RECORDS FOR THIS TASK —
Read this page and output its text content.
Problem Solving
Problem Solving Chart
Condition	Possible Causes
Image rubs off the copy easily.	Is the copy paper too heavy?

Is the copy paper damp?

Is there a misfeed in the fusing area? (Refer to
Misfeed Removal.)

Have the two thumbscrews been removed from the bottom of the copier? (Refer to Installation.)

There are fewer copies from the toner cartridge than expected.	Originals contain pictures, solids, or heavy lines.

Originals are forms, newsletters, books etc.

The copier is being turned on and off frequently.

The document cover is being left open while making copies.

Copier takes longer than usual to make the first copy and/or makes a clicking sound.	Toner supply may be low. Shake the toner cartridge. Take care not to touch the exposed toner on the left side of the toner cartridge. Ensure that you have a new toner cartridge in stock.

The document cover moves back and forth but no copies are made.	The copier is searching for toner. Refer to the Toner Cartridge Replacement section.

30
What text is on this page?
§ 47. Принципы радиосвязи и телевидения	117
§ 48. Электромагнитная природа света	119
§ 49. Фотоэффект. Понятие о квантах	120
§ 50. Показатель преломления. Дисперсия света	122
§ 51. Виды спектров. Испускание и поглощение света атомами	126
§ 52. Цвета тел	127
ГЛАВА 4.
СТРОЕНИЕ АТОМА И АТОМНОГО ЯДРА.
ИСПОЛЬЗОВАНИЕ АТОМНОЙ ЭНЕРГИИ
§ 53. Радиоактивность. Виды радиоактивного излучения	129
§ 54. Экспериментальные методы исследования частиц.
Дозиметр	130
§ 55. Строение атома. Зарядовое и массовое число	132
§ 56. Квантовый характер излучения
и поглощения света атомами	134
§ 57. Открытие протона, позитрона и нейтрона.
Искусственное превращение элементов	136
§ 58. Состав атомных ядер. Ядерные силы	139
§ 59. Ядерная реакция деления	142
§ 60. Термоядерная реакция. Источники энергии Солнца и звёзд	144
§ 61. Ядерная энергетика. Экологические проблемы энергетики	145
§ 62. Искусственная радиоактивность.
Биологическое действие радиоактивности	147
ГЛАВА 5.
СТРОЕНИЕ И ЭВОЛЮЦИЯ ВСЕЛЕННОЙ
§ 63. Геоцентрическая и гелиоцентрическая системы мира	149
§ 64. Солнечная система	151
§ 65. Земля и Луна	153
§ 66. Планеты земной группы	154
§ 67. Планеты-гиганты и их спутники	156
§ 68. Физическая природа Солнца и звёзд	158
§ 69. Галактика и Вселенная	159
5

TASK —
Extract the listing in its entirety, matching it exactly.

REPLY TO THE TASK —
Read this page and output its text content.
Problem Solving
Problem Solving Chart
Condition	Possible Causes
Image rubs off the copy easily.	Is the copy paper too heavy?

Is the copy paper damp?

Is there a misfeed in the fusing area? (Refer to
Misfeed Removal.)

Have the two thumbscrews been removed from the bottom of the copier? (Refer to Installation.)

There are fewer copies from the toner cartridge than expected.	Originals contain pictures, solids, or heavy lines.

Originals are forms, newsletters, books etc.

The copier is being turned on and off frequently.

The document cover is being left open while making copies.

Copier takes longer than usual to make the first copy and/or makes a clicking sound.	Toner supply may be low. Shake the toner cartridge. Take care not to touch the exposed toner on the left side of the toner cartridge. Ensure that you have a new toner cartridge in stock.

The document cover moves back and forth but no copies are made.	The copier is searching for toner. Refer to the Toner Cartridge Replacement section.

30
What text is on this page?
§ 47. Принципы радиосвязи и телевидения	117
§ 48. Электромагнитная природа света	119
§ 49. Фотоэффект. Понятие о квантах	120
§ 50. Показатель преломления. Дисперсия света	122
§ 51. Виды спектров. Испускание и поглощение света атомами	126
§ 52. Цвета тел	127
ГЛАВА 4.
СТРОЕНИЕ АТОМА И АТОМНОГО ЯДРА.
ИСПОЛЬЗОВАНИЕ АТОМНОЙ ЭНЕРГИИ
§ 53. Радиоактивность. Виды радиоактивного излучения	129
§ 54. Экспериментальные методы исследования частиц.
Дозиметр	130
§ 55. Строение атома. Зарядовое и массовое число	132
§ 56. Квантовый характер излучения
и поглощения света атомами	134
§ 57. Открытие протона, позитрона и нейтрона.
Искусственное превращение элементов	136
§ 58. Состав атомных ядер. Ядерные силы	139
§ 59. Ядерная реакция деления	142
§ 60. Термоядерная реакция. Источники энергии Солнца и звёзд	144
§ 61. Ядерная энергетика. Экологические проблемы энергетики	145
§ 62. Искусственная радиоактивность.
Биологическое действие радиоактивности	147
ГЛАВА 5.
СТРОЕНИЕ И ЭВОЛЮЦИЯ ВСЕЛЕННОЙ
§ 63. Геоцентрическая и гелиоцентрическая системы мира	149
§ 64. Солнечная система	151
§ 65. Земля и Луна	153
§ 66. Планеты земной группы	154
§ 67. Планеты-гиганты и их спутники	156
§ 68. Физическая природа Солнца и звёзд	158
§ 69. Галактика и Вселенная	159
5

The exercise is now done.